Far-ultraviolet studies in the orion-eridanus superbubble region

Abstract

In this paper, we presented two major results for the far-ultraviolet (FUV) studies in the Orion-Eridanus Superbubble (OES) region. First, the FUV continuum and spectral images of C IV and H2 emission lines for the OES region are hereby presented and compared with maps obtained in other wavelengths. While the region shows complex structures, consisting of hot gases and cold dust, a close examination reveals that the FUV emission in this region can be understood reasonably as the result of their interactions. We confirm the origin of most diffuse FUV continuum to be starlight scattered by dust, but we also find that ionized gas contributes 50-70% of the total FUV intensity in the regions of Hα arcs. We note the bright diffuse FUV continuum in the eastern part of the northern region, which has a lot of dust, and attribute it to a greater abundance of bright, early-type stars in this region than in the west, as the amount of dust itself does not seem to be much different across “arc A,” which separates the two regions. In addition, two P Cygni-type stars are identified in this eastern region and their peculiar spectral profiles around the C IV emission line are manifested in the scattered diffuse spectrum. Besides this, the C IV emission is generally enhanced at the boundaries of the hot X-ray cavities where thin dust regions are located, confirming the thermal interface nature of the origin of this cooling emission line. The morphology of the H2 emission shows a general correlation with dust extinction features, but its intensity peaks are located in thin dust areas, rather than the peak dust regions. Furthermore, H2 emission is weak in the arc A region even though the arc passes through the center of the dust-rich area. Hence, the H2 emission and dust features, together with those of X-ray and ion line emissions, show the stratified structure of arc A quite well, again confirming its thermal interface nature. Second, we present the results of dust scattering s...

☆ ☆ ☆ ☆ ☆

Problems:
**a.** In the abstract on the Orion-Eridanus Superbubble, what share of the total FUV intensity comes from ionized gas in the regions of Hα arcs?
**b.** According to the abstract on the Orion-Eridanus Superbubble, which emissions and features together show the stratified structure of arc A? List all of them.

Data lines:

☆ ☆ ☆ ☆ ☆

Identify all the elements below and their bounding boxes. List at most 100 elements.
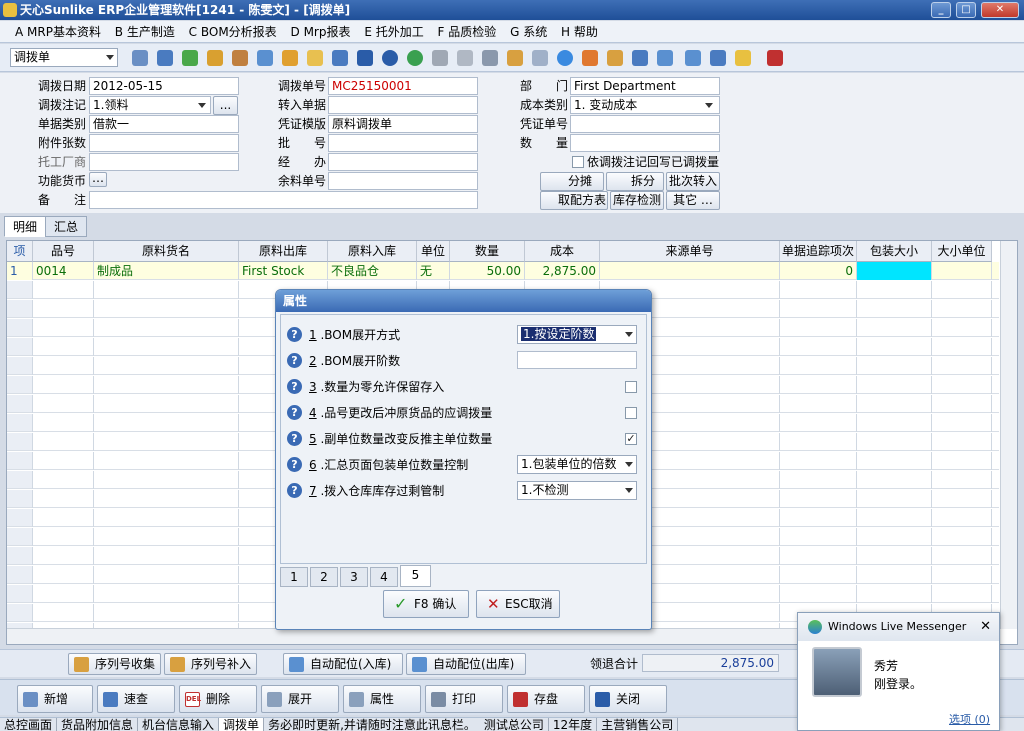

☆ ☆ ☆ ☆ ☆

Answers by task:
**a.** 50-70%

**b.**
- H2 emission
- Dust features
- X-ray emission
- Ion line emission